(WHAT YOU NEED TO DO):
A. Copy the passage of the review summary on personally tailored activities for people with dementia from "We searched the" up to and including "active control intervention.".
B. According to the review summary on personally tailored activities for people with dementia, what was the range of follow-up duration in the included studies?
C. Carry on with the review summary on personally tailored activities for people with dementia, starting after its final sentence.

We searched the Cochrane Dementia and Cognitive Improvement Group’s Specialized Register, on 15 June 2022. We also performed additional searches in MEDLINE, Embase, PsycINFO, CINAHL, Web of Science, ClinicalTrials.gov, and the World Health Organization (WHO) ICTRP, to ensure that the search for the review was as up-to-date and as comprehensive as possible.
We included randomised controlled trials (RCTs) and controlled clinical trials offering personally tailored activities. All interventions included an assessment of the participants' present or past preferences for, or interest in, particular activities as a basis for an individual activity plan. Control groups received either usual care or an active control intervention.
Two authors independently selected studies for inclusion, extracted data and assessed the risk of bias of included studies. Our primary efficacy outcomes were agitation and participant quality of life. Where possible, we pooled data across studies using a random effects model.
We identified three new studies, and therefore included 11 studies with 1071 participants in this review update. The mean age of participants was 78 to 88 years and most had moderate or severe dementia. Ten studies were RCTs (three studies randomised clusters to the study groups, six studies randomised individual participants, and one study randomised matched pairs of participants) and one study was a non-randomised clinical trial. Five studies included a control group receiving usual care, five studies an active control group (activities which were not personally tailored) and one study included both types of control group. The duration of follow-up ranged from 10 days to nine months.

(SOURCE DATA):

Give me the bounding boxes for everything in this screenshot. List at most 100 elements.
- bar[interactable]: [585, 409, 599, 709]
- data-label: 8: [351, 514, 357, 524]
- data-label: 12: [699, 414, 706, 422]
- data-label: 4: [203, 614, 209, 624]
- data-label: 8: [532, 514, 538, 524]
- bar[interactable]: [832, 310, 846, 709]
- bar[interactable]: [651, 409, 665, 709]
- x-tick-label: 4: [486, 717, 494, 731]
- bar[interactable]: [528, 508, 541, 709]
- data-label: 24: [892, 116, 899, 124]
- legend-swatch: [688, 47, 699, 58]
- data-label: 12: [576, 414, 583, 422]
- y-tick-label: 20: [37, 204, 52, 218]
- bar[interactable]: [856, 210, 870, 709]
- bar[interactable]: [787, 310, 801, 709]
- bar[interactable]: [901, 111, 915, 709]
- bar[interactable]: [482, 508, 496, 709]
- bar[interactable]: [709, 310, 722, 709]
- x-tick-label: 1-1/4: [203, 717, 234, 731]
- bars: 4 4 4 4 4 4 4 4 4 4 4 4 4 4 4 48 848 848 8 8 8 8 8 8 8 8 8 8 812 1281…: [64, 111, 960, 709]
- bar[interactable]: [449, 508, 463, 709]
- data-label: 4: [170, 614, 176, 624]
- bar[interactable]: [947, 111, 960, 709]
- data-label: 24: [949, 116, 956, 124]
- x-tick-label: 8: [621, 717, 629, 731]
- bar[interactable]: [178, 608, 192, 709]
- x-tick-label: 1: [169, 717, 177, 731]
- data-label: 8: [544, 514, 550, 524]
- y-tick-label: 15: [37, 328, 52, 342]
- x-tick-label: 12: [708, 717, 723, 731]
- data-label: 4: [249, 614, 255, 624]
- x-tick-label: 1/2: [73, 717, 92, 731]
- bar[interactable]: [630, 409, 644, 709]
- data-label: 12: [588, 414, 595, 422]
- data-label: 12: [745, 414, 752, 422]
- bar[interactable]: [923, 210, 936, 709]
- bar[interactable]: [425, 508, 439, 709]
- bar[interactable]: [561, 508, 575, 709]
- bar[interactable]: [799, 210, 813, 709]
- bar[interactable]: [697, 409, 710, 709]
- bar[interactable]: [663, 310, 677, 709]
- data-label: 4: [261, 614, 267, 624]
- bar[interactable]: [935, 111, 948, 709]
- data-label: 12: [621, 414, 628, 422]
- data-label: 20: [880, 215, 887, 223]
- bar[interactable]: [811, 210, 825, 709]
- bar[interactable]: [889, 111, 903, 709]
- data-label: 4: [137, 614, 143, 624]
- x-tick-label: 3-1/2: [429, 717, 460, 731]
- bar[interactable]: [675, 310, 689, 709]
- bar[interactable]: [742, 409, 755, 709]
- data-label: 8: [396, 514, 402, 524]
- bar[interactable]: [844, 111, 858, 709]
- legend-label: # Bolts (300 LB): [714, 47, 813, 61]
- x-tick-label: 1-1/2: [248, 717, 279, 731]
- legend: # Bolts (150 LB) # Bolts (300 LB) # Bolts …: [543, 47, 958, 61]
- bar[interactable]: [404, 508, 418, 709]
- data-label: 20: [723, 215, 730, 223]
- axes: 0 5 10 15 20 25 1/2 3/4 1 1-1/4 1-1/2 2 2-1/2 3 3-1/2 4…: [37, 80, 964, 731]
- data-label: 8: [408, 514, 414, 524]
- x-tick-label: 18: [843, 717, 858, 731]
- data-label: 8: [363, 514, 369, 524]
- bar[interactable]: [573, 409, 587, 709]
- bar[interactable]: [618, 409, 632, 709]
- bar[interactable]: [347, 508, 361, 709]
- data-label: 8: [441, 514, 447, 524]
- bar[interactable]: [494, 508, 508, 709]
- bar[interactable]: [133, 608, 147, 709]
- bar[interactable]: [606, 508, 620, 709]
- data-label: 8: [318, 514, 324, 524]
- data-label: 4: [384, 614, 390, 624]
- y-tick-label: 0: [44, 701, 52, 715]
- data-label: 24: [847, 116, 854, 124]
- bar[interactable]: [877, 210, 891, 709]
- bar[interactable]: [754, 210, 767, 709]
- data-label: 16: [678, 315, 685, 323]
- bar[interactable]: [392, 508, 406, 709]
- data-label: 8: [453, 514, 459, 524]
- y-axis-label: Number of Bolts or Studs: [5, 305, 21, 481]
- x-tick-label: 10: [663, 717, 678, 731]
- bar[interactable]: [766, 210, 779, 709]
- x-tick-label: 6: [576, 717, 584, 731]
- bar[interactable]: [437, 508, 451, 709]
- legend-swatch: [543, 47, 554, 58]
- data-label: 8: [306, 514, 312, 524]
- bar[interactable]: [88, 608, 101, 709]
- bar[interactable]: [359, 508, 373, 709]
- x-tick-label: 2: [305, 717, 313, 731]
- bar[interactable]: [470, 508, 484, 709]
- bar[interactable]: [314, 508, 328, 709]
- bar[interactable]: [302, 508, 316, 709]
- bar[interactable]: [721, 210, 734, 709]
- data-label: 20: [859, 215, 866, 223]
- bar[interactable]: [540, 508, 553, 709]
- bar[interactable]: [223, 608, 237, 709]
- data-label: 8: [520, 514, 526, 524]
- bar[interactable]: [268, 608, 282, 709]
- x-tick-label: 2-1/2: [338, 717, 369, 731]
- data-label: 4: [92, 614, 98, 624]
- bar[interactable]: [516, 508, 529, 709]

(EXPECTED RESULTS):
A.
We searched the Cochrane Dementia and Cognitive Improvement Group’s Specialized Register, on 15 June 2022. We also performed additional searches in MEDLINE, Embase, PsycINFO, CINAHL, Web of Science, ClinicalTrials.gov, and the World Health Organization (WHO) ICTRP, to ensure that the search for the review was as up-to-date and as comprehensive as possible.
We included randomised controlled trials (RCTs) and controlled clinical trials offering personally tailored activities. All interventions included an assessment of the participants' present or past preferences for, or interest in, particular activities as a basis for an individual activity plan. Control groups received either usual care or an active control intervention.

B. It ranged from 10 days to nine months.

C.
In nine studies personally tailored activities were delivered directly to the participants. In one study nursing staff, and in another study family members, were trained to deliver the activities. The selection of activities was based on different theoretical models, but the activities delivered did not vary substantially.
We judged the risk of selection bias to be high in five studies, the risk of performance bias to be high in five studies and the risk of detection bias to be high in four studies.
We found low-certainty evidence that personally tailored activities may slightly reduce agitation (standardised mean difference −0.26, 95% CI −0.53 to 0.01; I² = 50%; 7 studies, 485 participants). We also found low-certainty evidence from one study that was not included in the meta-analysis, indicating that personally tailored activities may make little or no difference to general restlessness, aggression, uncooperative behaviour, very negative and negative verbal behaviour (180 participants). Two studies investigated quality of life by proxy-rating. We found low-certainty evidence that personally tailored activities may result in little to no difference in quality of life in comparison with usual care or an active control group (MD -0.83, 95% CI -3.97 to 2.30; I² = 51%; 2 studies, 177 participants). Self-rated quality of life was only available for a small number of participants from one study, and there was little or no difference between personally tailored activities and usual care on this outcome (MD 0.26, 95% CI −3.04 to 3.56; 42 participants; low-certainty evidence). Two studies assessed adverse effects, but no adverse effects were observed.
We are very uncertain about the effects of personally tailored activities on mood and positive affect. For negative affect we found moderate-certainty evidence that there is probably little to no effect of personally tailored activities compared to usual care or activities which are not personalised (standardised mean difference -0.02, 95% CI −0.19 to 0.14; 6 studies, 632 participants). We were not able to undertake meta-analyses for engagement and sleep-related outcomes, and we are very uncertain whether personally tailored activities have any effect on these outcomes.
Two studies that investigated the duration of the effects of personally tailored activities indicated that the intervention effects they found persisted only during the period of delivery of the activities.